*WRITTEN TASK*:
Send back all the data below, exactly as given.

*ENTRIES SUPPLIED*:
--- --- ---
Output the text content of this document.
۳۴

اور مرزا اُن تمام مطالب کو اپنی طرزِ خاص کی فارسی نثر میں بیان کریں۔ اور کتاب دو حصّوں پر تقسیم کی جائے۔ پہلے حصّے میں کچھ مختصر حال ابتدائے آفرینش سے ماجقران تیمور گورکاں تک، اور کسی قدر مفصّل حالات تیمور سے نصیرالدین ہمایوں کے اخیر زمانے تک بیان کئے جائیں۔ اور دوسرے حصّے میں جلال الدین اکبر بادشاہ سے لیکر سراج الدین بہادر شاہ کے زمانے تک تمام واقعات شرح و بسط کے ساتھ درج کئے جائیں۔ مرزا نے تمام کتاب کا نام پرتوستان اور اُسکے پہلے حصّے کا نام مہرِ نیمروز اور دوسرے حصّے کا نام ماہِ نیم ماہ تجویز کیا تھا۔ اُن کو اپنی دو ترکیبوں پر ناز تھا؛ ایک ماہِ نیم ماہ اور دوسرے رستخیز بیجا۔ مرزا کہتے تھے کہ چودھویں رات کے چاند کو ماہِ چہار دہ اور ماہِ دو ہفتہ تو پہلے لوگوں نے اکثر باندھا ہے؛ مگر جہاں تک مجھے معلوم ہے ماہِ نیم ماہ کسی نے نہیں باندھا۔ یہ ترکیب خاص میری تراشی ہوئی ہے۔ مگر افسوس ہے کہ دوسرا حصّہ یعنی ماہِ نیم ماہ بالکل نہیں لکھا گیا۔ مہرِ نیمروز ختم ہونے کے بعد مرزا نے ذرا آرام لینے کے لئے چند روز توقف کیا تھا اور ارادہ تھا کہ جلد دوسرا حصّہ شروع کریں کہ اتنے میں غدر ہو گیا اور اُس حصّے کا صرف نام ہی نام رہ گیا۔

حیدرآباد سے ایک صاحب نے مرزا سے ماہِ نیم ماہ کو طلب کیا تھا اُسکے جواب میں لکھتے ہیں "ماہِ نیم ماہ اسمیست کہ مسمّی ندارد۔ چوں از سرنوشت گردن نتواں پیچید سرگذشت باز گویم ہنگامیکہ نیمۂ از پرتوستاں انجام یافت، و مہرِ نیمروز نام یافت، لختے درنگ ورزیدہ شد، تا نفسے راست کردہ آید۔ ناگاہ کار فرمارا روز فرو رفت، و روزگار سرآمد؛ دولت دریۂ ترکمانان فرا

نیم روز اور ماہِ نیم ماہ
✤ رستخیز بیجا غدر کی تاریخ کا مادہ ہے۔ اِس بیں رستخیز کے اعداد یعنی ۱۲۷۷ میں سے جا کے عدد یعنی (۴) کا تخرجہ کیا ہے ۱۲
--- --- ---
*FINAL RESULT*:
Output the text content of this document.
۳۴

اور مرزا اُن تمام مطالب کو اپنی طرزِ خاص کی فارسی نثر میں بیان کریں۔ اور کتاب دو حصّوں پر تقسیم کی جائے۔ پہلے حصّے میں کچھ مختصر حال ابتدائے آفرینش سے ماجقران تیمور گورکاں تک، اور کسی قدر مفصّل حالات تیمور سے نصیرالدین ہمایوں کے اخیر زمانے تک بیان کئے جائیں۔ اور دوسرے حصّے میں جلال الدین اکبر بادشاہ سے لیکر سراج الدین بہادر شاہ کے زمانے تک تمام واقعات شرح و بسط کے ساتھ درج کئے جائیں۔ مرزا نے تمام کتاب کا نام پرتوستان اور اُسکے پہلے حصّے کا نام مہرِ نیمروز اور دوسرے حصّے کا نام ماہِ نیم ماہ تجویز کیا تھا۔ اُن کو اپنی دو ترکیبوں پر ناز تھا؛ ایک ماہِ نیم ماہ اور دوسرے رستخیز بیجا۔ مرزا کہتے تھے کہ چودھویں رات کے چاند کو ماہِ چہار دہ اور ماہِ دو ہفتہ تو پہلے لوگوں نے اکثر باندھا ہے؛ مگر جہاں تک مجھے معلوم ہے ماہِ نیم ماہ کسی نے نہیں باندھا۔ یہ ترکیب خاص میری تراشی ہوئی ہے۔ مگر افسوس ہے کہ دوسرا حصّہ یعنی ماہِ نیم ماہ بالکل نہیں لکھا گیا۔ مہرِ نیمروز ختم ہونے کے بعد مرزا نے ذرا آرام لینے کے لئے چند روز توقف کیا تھا اور ارادہ تھا کہ جلد دوسرا حصّہ شروع کریں کہ اتنے میں غدر ہو گیا اور اُس حصّے کا صرف نام ہی نام رہ گیا۔

حیدرآباد سے ایک صاحب نے مرزا سے ماہِ نیم ماہ کو طلب کیا تھا اُسکے جواب میں لکھتے ہیں "ماہِ نیم ماہ اسمیست کہ مسمّی ندارد۔ چوں از سرنوشت گردن نتواں پیچید سرگذشت باز گویم ہنگامیکہ نیمۂ از پرتوستاں انجام یافت، و مہرِ نیمروز نام یافت، لختے درنگ ورزیدہ شد، تا نفسے راست کردہ آید۔ ناگاہ کار فرمارا روز فرو رفت، و روزگار سرآمد؛ دولت دریۂ ترکمانان فرا

نیم روز اور ماہِ نیم ماہ
✤ رستخیز بیجا غدر کی تاریخ کا مادہ ہے۔ اِس بیں رستخیز کے اعداد یعنی ۱۲۷۷ میں سے جا کے عدد یعنی (۴) کا تخرجہ کیا ہے ۱۲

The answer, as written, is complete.